### WORK REQUIRED
Quote the entries in full, character for character, without their images.

### STORED DATA
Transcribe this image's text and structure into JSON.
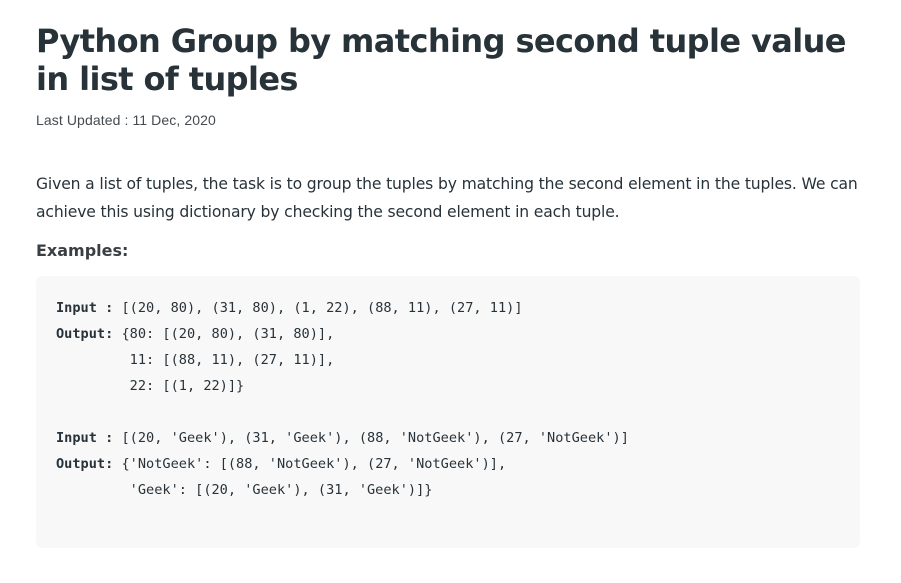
{
  "article": {
    "title": "Python Group by matching second tuple value in list of tuples",
    "last_updated": "Last Updated : 11 Dec, 2020",
    "intro": "Given a list of tuples, the task is to group the tuples by matching the second element in the tuples. We can achieve this using dictionary by checking the second element in each tuple.",
    "examples_heading": "Examples:"
  },
  "code": {
    "example1": {
      "input_label": "Input :",
      "input_value": " [(20, 80), (31, 80), (1, 22), (88, 11), (27, 11)]",
      "output_label": "Output:",
      "output_lines": [
        " {80: [(20, 80), (31, 80)],",
        "         11: [(88, 11), (27, 11)],",
        "         22: [(1, 22)]}"
      ]
    },
    "example2": {
      "input_label": "Input :",
      "input_value": " [(20, 'Geek'), (31, 'Geek'), (88, 'NotGeek'), (27, 'NotGeek')]",
      "output_label": "Output:",
      "output_lines": [
        " {'NotGeek': [(88, 'NotGeek'), (27, 'NotGeek')],",
        "         'Geek': [(20, 'Geek'), (31, 'Geek')]}"
      ]
    }
  }
}
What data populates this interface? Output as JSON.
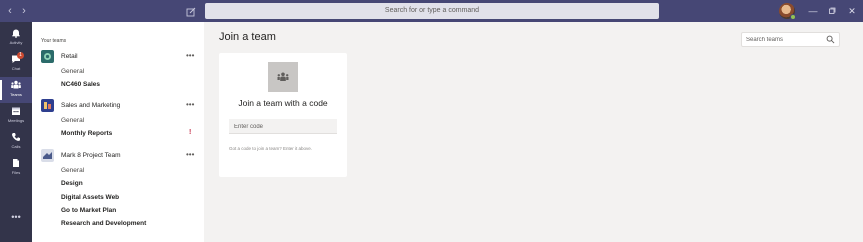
{
  "titlebar": {
    "back_icon": "chevron-left-icon",
    "forward_icon": "chevron-right-icon",
    "compose_icon": "compose-icon",
    "command_placeholder": "Search for or type a command",
    "window_controls": [
      "minimize-icon",
      "restore-icon",
      "close-icon"
    ]
  },
  "appbar": {
    "items": [
      {
        "label": "Activity",
        "icon": "bell-icon"
      },
      {
        "label": "Chat",
        "icon": "chat-icon",
        "badge": "1"
      },
      {
        "label": "Teams",
        "icon": "teams-icon",
        "active": true
      },
      {
        "label": "Meetings",
        "icon": "calendar-icon"
      },
      {
        "label": "Calls",
        "icon": "phone-icon"
      },
      {
        "label": "Files",
        "icon": "files-icon"
      }
    ],
    "more": "•••"
  },
  "teams_panel": {
    "heading": "Your teams",
    "more_label": "•••",
    "teams": [
      {
        "name": "Retail",
        "channels": [
          {
            "name": "General",
            "bold": false
          },
          {
            "name": "NC460 Sales",
            "bold": true
          }
        ]
      },
      {
        "name": "Sales and Marketing",
        "channels": [
          {
            "name": "General",
            "bold": false
          },
          {
            "name": "Monthly Reports",
            "bold": true,
            "alert": "!"
          }
        ]
      },
      {
        "name": "Mark 8 Project Team",
        "channels": [
          {
            "name": "General",
            "bold": false
          },
          {
            "name": "Design",
            "bold": true
          },
          {
            "name": "Digital Assets Web",
            "bold": true
          },
          {
            "name": "Go to Market Plan",
            "bold": true
          },
          {
            "name": "Research and Development",
            "bold": true
          }
        ]
      }
    ]
  },
  "main": {
    "title": "Join a team",
    "search_placeholder": "Search teams",
    "card": {
      "title": "Join a team with a code",
      "input_placeholder": "Enter code",
      "hint": "Got a code to join a team? Enter it above."
    }
  },
  "colors": {
    "titlebar": "#464775",
    "appbar": "#33344a",
    "accent": "#6264a7",
    "alert": "#c4314b",
    "badge": "#cc4a31"
  }
}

### TASK OUTPUT
Transcribe this image's text and structure into JSON.
{
  "article": {
    "title": "Python Group by matching second tuple value in list of tuples",
    "last_updated": "Last Updated : 11 Dec, 2020",
    "intro": "Given a list of tuples, the task is to group the tuples by matching the second element in the tuples. We can achieve this using dictionary by checking the second element in each tuple.",
    "examples_heading": "Examples:"
  },
  "code": {
    "example1": {
      "input_label": "Input :",
      "input_value": " [(20, 80), (31, 80), (1, 22), (88, 11), (27, 11)]",
      "output_label": "Output:",
      "output_lines": [
        " {80: [(20, 80), (31, 80)],",
        "         11: [(88, 11), (27, 11)],",
        "         22: [(1, 22)]}"
      ]
    },
    "example2": {
      "input_label": "Input :",
      "input_value": " [(20, 'Geek'), (31, 'Geek'), (88, 'NotGeek'), (27, 'NotGeek')]",
      "output_label": "Output:",
      "output_lines": [
        " {'NotGeek': [(88, 'NotGeek'), (27, 'NotGeek')],",
        "         'Geek': [(20, 'Geek'), (31, 'Geek')]}"
      ]
    }
  }
}
What data populates this interface? Output as JSON.
{
  "titlebar": {
    "back_icon": "chevron-left-icon",
    "forward_icon": "chevron-right-icon",
    "compose_icon": "compose-icon",
    "command_placeholder": "Search for or type a command",
    "window_controls": [
      "minimize-icon",
      "restore-icon",
      "close-icon"
    ]
  },
  "appbar": {
    "items": [
      {
        "label": "Activity",
        "icon": "bell-icon"
      },
      {
        "label": "Chat",
        "icon": "chat-icon",
        "badge": "1"
      },
      {
        "label": "Teams",
        "icon": "teams-icon",
        "active": true
      },
      {
        "label": "Meetings",
        "icon": "calendar-icon"
      },
      {
        "label": "Calls",
        "icon": "phone-icon"
      },
      {
        "label": "Files",
        "icon": "files-icon"
      }
    ],
    "more": "•••"
  },
  "teams_panel": {
    "heading": "Your teams",
    "more_label": "•••",
    "teams": [
      {
        "name": "Retail",
        "channels": [
          {
            "name": "General",
            "bold": false
          },
          {
            "name": "NC460 Sales",
            "bold": true
          }
        ]
      },
      {
        "name": "Sales and Marketing",
        "channels": [
          {
            "name": "General",
            "bold": false
          },
          {
            "name": "Monthly Reports",
            "bold": true,
            "alert": "!"
          }
        ]
      },
      {
        "name": "Mark 8 Project Team",
        "channels": [
          {
            "name": "General",
            "bold": false
          },
          {
            "name": "Design",
            "bold": true
          },
          {
            "name": "Digital Assets Web",
            "bold": true
          },
          {
            "name": "Go to Market Plan",
            "bold": true
          },
          {
            "name": "Research and Development",
            "bold": true
          }
        ]
      }
    ]
  },
  "main": {
    "title": "Join a team",
    "search_placeholder": "Search teams",
    "card": {
      "title": "Join a team with a code",
      "input_placeholder": "Enter code",
      "hint": "Got a code to join a team? Enter it above."
    }
  },
  "colors": {
    "titlebar": "#464775",
    "appbar": "#33344a",
    "accent": "#6264a7",
    "alert": "#c4314b",
    "badge": "#cc4a31"
  }
}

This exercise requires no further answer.